[Items from a dataset]
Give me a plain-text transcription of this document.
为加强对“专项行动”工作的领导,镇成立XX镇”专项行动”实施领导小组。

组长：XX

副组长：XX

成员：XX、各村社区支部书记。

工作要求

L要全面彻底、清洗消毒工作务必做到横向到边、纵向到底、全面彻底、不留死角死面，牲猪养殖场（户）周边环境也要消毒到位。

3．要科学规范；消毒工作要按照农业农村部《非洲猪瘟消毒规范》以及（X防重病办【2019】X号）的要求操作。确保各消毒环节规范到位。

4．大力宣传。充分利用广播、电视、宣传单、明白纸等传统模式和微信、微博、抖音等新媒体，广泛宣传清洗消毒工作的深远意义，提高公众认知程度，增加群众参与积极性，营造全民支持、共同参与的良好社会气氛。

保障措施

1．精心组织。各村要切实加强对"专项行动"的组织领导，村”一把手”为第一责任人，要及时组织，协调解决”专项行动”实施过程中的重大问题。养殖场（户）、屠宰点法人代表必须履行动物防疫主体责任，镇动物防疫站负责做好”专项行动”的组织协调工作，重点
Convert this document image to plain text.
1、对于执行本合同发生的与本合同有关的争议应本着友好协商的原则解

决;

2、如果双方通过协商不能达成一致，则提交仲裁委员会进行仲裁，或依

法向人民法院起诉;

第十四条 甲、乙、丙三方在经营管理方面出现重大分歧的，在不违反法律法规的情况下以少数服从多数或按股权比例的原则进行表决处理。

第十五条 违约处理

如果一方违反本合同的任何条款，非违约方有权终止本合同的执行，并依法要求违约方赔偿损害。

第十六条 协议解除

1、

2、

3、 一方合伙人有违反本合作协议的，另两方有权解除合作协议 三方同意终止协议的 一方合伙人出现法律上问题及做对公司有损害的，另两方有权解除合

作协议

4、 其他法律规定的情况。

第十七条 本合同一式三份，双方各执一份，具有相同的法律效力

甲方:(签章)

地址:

§ **OBJECTIVE**: Copy only this span: the line that contains "Convert this document image to plain text.", the last line, and every line between them.

§ **SOLUTION FOR THIS TASK**:
Convert this document image to plain text.
1、对于执行本合同发生的与本合同有关的争议应本着友好协商的原则解

决;

2、如果双方通过协商不能达成一致，则提交仲裁委员会进行仲裁，或依

法向人民法院起诉;

第十四条 甲、乙、丙三方在经营管理方面出现重大分歧的，在不违反法律法规的情况下以少数服从多数或按股权比例的原则进行表决处理。

第十五条 违约处理

如果一方违反本合同的任何条款，非违约方有权终止本合同的执行，并依法要求违约方赔偿损害。

第十六条 协议解除

1、

2、

3、 一方合伙人有违反本合作协议的，另两方有权解除合作协议 三方同意终止协议的 一方合伙人出现法律上问题及做对公司有损害的，另两方有权解除合

作协议

4、 其他法律规定的情况。

第十七条 本合同一式三份，双方各执一份，具有相同的法律效力

甲方:(签章)

地址:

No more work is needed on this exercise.